■ Work to do ■
Go through the data below and gather each line containing "secapp".

***** Input material *****

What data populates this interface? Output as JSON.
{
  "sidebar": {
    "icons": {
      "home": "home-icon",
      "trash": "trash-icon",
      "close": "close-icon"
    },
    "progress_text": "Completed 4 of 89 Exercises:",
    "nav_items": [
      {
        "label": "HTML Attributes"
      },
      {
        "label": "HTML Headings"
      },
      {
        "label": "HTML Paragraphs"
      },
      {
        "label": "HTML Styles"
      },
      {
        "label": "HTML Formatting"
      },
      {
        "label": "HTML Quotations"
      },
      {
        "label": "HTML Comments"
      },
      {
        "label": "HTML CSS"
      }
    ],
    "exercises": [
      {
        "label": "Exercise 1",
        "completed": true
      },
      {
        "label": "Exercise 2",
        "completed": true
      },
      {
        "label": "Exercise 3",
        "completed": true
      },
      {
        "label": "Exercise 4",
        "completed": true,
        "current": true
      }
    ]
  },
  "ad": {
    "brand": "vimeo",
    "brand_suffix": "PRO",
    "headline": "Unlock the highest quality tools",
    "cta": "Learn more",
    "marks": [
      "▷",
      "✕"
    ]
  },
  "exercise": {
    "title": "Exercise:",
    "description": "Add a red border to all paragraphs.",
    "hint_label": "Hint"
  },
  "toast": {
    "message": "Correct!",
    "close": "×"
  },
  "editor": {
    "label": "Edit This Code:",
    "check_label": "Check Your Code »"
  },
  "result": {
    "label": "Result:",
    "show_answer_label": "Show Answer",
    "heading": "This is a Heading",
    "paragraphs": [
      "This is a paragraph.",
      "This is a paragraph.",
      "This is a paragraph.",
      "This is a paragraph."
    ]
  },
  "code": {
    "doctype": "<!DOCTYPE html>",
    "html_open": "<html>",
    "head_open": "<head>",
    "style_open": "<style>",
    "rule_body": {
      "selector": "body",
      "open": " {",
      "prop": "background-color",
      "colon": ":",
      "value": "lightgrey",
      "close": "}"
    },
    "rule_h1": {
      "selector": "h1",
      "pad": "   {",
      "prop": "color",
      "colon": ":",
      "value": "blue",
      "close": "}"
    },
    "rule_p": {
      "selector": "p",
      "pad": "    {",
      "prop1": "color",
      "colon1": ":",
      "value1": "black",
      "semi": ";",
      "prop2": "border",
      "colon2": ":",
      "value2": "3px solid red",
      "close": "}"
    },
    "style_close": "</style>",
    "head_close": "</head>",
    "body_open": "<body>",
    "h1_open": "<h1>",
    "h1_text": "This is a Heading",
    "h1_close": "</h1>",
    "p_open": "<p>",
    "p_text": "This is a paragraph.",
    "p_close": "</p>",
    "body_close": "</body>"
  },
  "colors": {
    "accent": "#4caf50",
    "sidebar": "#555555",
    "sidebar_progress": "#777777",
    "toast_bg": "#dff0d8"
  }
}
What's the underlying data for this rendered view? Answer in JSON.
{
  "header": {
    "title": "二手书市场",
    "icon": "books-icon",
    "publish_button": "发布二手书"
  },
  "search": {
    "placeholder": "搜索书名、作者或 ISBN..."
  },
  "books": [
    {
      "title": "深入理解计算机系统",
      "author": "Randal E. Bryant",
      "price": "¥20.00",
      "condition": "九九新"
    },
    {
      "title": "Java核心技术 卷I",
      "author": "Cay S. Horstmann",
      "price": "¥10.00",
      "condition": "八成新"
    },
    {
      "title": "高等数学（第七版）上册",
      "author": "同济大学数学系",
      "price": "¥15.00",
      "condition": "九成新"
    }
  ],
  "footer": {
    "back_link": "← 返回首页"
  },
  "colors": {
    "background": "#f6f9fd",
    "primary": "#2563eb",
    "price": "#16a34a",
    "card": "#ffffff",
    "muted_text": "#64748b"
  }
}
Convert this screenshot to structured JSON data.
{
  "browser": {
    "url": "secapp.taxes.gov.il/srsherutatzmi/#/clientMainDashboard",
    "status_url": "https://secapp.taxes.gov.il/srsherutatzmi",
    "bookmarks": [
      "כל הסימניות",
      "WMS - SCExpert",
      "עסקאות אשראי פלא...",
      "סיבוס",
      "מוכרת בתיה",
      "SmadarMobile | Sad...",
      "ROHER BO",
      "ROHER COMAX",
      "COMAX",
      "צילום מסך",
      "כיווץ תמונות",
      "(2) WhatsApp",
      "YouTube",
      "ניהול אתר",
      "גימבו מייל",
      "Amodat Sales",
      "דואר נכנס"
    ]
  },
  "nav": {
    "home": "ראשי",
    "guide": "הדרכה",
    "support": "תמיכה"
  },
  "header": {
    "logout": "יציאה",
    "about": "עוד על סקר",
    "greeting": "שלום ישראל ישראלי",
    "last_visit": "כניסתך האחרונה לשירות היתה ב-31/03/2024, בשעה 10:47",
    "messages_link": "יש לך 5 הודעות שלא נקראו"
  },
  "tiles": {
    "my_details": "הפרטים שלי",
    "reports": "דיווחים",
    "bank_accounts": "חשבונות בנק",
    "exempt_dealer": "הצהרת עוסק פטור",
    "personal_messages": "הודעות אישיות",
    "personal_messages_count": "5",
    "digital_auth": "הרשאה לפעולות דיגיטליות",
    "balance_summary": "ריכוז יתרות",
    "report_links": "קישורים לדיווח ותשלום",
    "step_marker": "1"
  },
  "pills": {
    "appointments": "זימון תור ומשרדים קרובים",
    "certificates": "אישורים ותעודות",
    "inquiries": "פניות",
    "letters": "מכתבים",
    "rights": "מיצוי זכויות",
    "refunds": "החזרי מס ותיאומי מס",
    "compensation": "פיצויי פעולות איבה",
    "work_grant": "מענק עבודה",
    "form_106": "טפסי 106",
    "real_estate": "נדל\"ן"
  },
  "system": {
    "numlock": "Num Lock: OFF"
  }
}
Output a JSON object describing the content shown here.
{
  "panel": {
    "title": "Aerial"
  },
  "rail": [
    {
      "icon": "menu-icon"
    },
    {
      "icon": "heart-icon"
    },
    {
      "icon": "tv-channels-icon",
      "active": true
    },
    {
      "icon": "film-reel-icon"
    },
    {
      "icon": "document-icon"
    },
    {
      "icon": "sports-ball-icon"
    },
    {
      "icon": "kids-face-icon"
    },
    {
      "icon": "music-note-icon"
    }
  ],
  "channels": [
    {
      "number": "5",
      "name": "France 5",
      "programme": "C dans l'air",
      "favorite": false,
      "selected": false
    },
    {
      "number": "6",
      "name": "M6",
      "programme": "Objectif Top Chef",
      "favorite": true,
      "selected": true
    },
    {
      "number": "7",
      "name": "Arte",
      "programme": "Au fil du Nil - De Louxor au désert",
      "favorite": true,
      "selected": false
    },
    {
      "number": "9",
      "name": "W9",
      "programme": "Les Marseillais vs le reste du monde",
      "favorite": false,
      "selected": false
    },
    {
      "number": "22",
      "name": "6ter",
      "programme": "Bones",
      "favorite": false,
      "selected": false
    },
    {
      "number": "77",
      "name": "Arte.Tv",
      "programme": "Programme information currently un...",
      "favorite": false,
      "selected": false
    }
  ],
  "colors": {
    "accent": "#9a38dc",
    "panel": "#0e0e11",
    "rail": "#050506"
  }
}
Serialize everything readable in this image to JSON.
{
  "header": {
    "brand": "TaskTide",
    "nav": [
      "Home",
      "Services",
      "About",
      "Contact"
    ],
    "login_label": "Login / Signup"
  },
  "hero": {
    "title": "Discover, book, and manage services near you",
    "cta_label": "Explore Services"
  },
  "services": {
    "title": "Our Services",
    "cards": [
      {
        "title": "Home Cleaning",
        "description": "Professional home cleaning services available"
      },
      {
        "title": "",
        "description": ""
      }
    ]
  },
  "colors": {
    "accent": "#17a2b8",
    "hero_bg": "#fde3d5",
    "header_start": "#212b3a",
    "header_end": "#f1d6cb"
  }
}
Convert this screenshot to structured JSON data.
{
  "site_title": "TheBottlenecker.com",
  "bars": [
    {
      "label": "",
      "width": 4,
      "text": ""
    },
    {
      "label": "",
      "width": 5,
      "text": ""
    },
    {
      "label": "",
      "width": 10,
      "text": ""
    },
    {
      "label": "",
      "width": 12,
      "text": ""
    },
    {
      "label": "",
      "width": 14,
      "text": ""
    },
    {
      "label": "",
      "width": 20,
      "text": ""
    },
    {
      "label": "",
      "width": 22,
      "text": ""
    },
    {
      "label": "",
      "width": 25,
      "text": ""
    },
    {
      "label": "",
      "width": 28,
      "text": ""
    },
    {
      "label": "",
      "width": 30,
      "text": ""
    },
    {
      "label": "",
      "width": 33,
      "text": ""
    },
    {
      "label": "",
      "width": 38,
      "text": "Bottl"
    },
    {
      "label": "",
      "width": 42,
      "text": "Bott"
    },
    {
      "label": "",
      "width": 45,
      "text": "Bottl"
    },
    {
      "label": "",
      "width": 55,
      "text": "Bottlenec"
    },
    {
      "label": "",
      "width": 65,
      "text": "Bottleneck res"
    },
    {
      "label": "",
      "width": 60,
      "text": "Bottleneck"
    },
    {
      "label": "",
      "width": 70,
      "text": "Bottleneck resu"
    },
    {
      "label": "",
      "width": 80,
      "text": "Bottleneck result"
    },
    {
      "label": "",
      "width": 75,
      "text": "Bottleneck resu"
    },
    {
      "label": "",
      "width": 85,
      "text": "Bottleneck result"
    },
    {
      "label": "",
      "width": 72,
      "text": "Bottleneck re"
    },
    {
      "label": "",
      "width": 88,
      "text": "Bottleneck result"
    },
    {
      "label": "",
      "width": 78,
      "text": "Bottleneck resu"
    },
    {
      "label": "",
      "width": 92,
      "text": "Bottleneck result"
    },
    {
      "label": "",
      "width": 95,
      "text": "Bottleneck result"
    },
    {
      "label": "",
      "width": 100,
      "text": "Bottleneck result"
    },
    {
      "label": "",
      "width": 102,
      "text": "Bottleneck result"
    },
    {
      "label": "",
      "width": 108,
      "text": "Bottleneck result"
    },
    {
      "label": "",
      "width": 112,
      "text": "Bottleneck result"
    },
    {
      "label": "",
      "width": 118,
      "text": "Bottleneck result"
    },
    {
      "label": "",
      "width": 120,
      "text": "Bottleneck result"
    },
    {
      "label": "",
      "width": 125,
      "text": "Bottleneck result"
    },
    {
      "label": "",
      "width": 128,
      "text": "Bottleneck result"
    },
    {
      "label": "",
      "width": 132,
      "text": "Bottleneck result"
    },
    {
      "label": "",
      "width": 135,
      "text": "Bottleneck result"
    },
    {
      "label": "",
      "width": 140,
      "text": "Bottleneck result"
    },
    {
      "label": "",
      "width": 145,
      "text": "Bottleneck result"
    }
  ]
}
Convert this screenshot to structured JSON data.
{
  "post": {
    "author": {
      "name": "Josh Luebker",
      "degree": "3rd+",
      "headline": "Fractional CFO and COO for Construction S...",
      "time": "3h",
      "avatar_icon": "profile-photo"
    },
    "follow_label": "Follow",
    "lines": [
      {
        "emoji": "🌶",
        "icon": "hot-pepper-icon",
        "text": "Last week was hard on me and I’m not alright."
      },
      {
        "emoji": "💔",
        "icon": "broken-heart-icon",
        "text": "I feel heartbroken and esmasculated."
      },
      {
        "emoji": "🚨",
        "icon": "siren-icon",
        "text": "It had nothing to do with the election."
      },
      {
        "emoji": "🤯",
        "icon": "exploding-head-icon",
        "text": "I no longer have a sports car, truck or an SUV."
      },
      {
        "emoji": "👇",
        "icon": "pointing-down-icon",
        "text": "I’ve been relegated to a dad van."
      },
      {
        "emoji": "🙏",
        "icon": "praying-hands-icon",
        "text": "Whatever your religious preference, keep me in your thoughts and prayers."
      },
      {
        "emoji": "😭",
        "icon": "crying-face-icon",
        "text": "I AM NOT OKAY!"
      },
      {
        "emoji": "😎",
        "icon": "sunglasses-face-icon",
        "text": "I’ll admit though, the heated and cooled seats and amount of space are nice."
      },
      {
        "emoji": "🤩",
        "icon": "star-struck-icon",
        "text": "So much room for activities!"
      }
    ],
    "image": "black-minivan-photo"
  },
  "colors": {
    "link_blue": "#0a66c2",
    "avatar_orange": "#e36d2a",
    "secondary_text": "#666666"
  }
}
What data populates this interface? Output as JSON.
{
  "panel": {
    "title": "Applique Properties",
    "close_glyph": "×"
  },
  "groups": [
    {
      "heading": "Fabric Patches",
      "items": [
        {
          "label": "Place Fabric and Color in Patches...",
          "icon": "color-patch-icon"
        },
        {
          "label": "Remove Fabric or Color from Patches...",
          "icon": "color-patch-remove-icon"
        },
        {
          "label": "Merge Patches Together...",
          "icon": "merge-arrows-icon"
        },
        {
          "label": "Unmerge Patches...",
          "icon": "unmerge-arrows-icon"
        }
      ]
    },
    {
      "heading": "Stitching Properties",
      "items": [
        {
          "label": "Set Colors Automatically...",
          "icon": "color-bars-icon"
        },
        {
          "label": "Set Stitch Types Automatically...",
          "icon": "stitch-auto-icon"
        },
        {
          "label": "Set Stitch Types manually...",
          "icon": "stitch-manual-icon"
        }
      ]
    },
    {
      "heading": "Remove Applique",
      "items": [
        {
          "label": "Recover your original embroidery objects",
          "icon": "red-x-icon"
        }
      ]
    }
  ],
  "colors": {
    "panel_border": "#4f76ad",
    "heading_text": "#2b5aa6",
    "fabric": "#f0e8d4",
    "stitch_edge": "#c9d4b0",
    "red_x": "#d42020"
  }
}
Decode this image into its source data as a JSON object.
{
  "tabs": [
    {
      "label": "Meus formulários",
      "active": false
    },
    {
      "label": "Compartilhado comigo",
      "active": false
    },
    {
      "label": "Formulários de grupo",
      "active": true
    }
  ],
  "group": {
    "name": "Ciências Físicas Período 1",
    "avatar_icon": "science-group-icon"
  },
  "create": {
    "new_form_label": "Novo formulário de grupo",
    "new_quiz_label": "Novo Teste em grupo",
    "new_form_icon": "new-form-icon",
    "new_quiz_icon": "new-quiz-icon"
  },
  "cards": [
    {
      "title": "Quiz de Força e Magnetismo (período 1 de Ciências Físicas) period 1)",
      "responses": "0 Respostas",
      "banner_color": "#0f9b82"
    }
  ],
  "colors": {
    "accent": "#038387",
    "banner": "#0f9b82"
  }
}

*****

■ Final result ■
    "url": "secapp.taxes.gov.il/srsherutatzmi/#/clientMainDashboard",
    "status_url": "https://secapp.taxes.gov.il/srsherutatzmi",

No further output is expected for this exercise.